Extract the records in full, leaving every picture out.

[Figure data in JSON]
# # # #
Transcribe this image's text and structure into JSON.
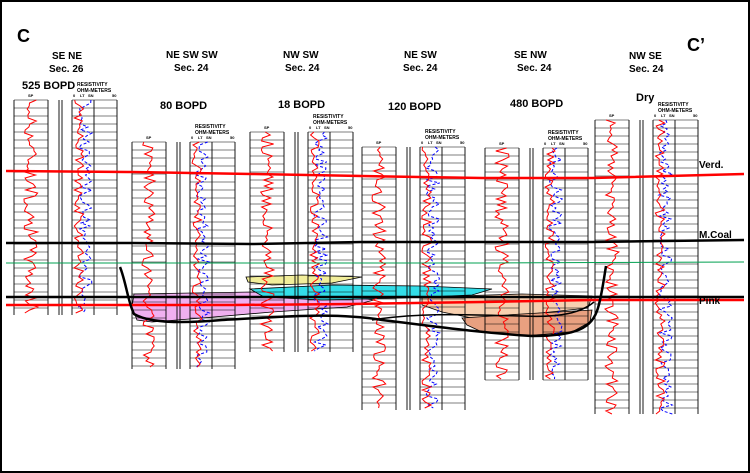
{
  "section": {
    "left_label": "C",
    "right_label": "C’"
  },
  "wells": [
    {
      "location": "SE NE",
      "sec": "Sec. 26",
      "production": "525 BOPD"
    },
    {
      "location": "NE SW SW",
      "sec": "Sec. 24",
      "production": "80 BOPD"
    },
    {
      "location": "NW SW",
      "sec": "Sec. 24",
      "production": "18 BOPD"
    },
    {
      "location": "NE SW",
      "sec": "Sec. 24",
      "production": "120 BOPD"
    },
    {
      "location": "SE NW",
      "sec": "Sec. 24",
      "production": "480 BOPD"
    },
    {
      "location": "NW SE",
      "sec": "Sec. 24",
      "production": "Dry"
    }
  ],
  "log_header": {
    "title1": "RESISTIVITY",
    "title2": "OHM-METERS",
    "sp": "SP",
    "lt": "LT",
    "sn": "SN",
    "scale_min": "0",
    "scale_max": "50"
  },
  "markers": [
    {
      "name": "Verd.",
      "color": "#ff0000"
    },
    {
      "name": "M.Coal",
      "color": "#000000"
    },
    {
      "name": "Pink",
      "color": "#ff0000"
    }
  ],
  "colors": {
    "sp_curve": "#ff0000",
    "resistivity_curve": "#0000ff",
    "channel_pink": "#f0b0f0",
    "channel_cyan": "#33dde8",
    "channel_yellow": "#f2ee9a",
    "channel_peach": "#f8d0b0",
    "channel_salmon": "#e8a080",
    "green_datum": "#00a050"
  }
}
# # # #
» **Expected output**
Transcribe this image's text and structure into JSON.
{
  "section": {
    "left_label": "C",
    "right_label": "C’"
  },
  "wells": [
    {
      "location": "SE NE",
      "sec": "Sec. 26",
      "production": "525 BOPD"
    },
    {
      "location": "NE SW SW",
      "sec": "Sec. 24",
      "production": "80 BOPD"
    },
    {
      "location": "NW SW",
      "sec": "Sec. 24",
      "production": "18 BOPD"
    },
    {
      "location": "NE SW",
      "sec": "Sec. 24",
      "production": "120 BOPD"
    },
    {
      "location": "SE NW",
      "sec": "Sec. 24",
      "production": "480 BOPD"
    },
    {
      "location": "NW SE",
      "sec": "Sec. 24",
      "production": "Dry"
    }
  ],
  "log_header": {
    "title1": "RESISTIVITY",
    "title2": "OHM-METERS",
    "sp": "SP",
    "lt": "LT",
    "sn": "SN",
    "scale_min": "0",
    "scale_max": "50"
  },
  "markers": [
    {
      "name": "Verd.",
      "color": "#ff0000"
    },
    {
      "name": "M.Coal",
      "color": "#000000"
    },
    {
      "name": "Pink",
      "color": "#ff0000"
    }
  ],
  "colors": {
    "sp_curve": "#ff0000",
    "resistivity_curve": "#0000ff",
    "channel_pink": "#f0b0f0",
    "channel_cyan": "#33dde8",
    "channel_yellow": "#f2ee9a",
    "channel_peach": "#f8d0b0",
    "channel_salmon": "#e8a080",
    "green_datum": "#00a050"
  }
}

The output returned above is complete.